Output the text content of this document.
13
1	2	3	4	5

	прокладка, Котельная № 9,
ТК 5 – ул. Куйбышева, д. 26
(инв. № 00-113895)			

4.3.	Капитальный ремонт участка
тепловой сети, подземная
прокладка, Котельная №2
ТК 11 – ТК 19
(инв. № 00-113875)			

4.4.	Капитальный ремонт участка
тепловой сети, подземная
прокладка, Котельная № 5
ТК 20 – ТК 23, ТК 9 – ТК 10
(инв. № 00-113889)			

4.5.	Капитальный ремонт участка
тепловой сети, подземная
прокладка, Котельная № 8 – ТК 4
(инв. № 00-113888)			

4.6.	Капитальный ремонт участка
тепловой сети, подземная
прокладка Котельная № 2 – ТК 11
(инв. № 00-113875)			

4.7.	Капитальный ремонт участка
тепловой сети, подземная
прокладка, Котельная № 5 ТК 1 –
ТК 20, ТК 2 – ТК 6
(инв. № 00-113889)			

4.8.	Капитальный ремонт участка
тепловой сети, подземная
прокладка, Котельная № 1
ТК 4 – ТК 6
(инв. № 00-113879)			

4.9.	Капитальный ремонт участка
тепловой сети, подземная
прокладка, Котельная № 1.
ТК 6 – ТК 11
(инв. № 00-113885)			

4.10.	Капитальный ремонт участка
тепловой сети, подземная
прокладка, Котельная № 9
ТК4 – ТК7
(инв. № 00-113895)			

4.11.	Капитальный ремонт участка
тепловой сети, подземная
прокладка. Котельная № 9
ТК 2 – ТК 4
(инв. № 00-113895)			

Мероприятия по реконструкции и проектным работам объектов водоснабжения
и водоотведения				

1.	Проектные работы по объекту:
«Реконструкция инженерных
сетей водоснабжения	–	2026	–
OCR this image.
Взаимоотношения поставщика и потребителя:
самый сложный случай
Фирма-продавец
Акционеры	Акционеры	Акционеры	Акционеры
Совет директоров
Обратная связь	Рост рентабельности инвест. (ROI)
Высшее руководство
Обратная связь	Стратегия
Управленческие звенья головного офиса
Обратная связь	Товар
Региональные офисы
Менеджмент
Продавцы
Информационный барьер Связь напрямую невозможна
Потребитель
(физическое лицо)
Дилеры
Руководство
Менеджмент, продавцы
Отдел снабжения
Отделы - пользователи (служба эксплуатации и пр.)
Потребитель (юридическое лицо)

• OBJECTIVE
Find how many lines in the material hold the word "Капитальный" and state that number alone.

• SOLUTION TO THIS EXERCISE
9